• _VORGEGEBENER TEXT_

URI: 
       # taz.de -- Weltklimakonferenz COP30 in Brasilien: Paradies in Gefahr
       
       > Vom Naturschutzgebiet in die ökologische Krise: Die Insel Combu unweit
       > der nächsten Weltklimakonferenz COP30 in Belém wird vom Tourismus
       > überrollt.
       
   IMG Bild: Tourismus mit Folgen: Mit dem zunehmenden Bootsverkehr zur Ilha do Combu sind die Garnelen aus dem Fluss verschwunden
       
       BELÉM taz | Wer vom Hafen von Belém auf dem Rio Guamá startet, kann in
       weniger als zehn Minuten mit dem Schnellboot das urbane Chaos der Metropole
       gegen die Ruhe des Amazonas-Regenwaldes eintauschen. Oder besser gesagt:
       konnte. Seit der Tourismus die Insel Combu „entdeckt“ hat, ist das Leben
       der Flussanwohner*innen nicht mehr dasselbe.

• _AUFGABE_
Was ist laut dem Artikel über die Insel Combu mit den Garnelen aus dem Fluss geschehen? Die Zeilen braucht man hier nicht.

Einträge zur räumlichen Anordnung:

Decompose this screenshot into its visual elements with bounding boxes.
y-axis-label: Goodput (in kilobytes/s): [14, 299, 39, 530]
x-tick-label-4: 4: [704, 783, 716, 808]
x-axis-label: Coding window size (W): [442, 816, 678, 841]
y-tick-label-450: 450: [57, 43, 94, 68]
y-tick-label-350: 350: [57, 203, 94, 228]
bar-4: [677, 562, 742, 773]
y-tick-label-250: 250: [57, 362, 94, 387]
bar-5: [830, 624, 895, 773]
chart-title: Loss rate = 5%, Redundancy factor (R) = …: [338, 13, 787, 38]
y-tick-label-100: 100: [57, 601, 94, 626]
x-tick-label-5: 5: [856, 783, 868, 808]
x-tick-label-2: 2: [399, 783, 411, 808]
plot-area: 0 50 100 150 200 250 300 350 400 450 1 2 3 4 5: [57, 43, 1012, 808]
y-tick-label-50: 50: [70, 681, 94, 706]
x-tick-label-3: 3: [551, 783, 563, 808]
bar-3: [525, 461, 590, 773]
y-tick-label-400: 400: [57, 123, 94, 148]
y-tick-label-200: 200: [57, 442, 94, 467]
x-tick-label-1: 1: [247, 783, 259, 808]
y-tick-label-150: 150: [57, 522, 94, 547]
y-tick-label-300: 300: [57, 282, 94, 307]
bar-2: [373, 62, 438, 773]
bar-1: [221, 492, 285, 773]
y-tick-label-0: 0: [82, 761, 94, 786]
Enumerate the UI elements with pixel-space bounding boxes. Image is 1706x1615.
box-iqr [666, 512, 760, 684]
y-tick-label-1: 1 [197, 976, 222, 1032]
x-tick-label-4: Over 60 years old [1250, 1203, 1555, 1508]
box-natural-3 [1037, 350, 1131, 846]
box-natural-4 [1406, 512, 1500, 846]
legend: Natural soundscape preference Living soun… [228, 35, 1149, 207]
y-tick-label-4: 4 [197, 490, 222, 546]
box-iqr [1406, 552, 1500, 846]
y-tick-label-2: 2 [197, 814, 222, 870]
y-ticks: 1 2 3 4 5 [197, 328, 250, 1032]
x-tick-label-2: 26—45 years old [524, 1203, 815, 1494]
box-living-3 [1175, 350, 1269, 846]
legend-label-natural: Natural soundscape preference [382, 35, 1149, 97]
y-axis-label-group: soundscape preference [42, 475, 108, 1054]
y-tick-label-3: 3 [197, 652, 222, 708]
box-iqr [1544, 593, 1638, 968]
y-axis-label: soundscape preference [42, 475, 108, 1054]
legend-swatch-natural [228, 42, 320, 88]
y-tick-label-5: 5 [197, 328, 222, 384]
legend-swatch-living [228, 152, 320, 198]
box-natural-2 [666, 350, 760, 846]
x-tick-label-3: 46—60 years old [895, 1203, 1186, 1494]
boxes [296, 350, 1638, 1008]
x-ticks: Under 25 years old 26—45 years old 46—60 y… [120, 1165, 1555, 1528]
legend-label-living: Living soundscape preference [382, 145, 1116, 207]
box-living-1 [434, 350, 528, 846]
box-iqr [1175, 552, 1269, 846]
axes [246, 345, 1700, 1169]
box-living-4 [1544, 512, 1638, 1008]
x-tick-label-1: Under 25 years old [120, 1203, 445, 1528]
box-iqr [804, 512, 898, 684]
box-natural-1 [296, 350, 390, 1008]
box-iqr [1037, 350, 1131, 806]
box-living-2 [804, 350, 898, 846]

• _LÖSUNG_
Sie sind mit dem zunehmenden Bootsverkehr zur Ilha do Combu verschwunden.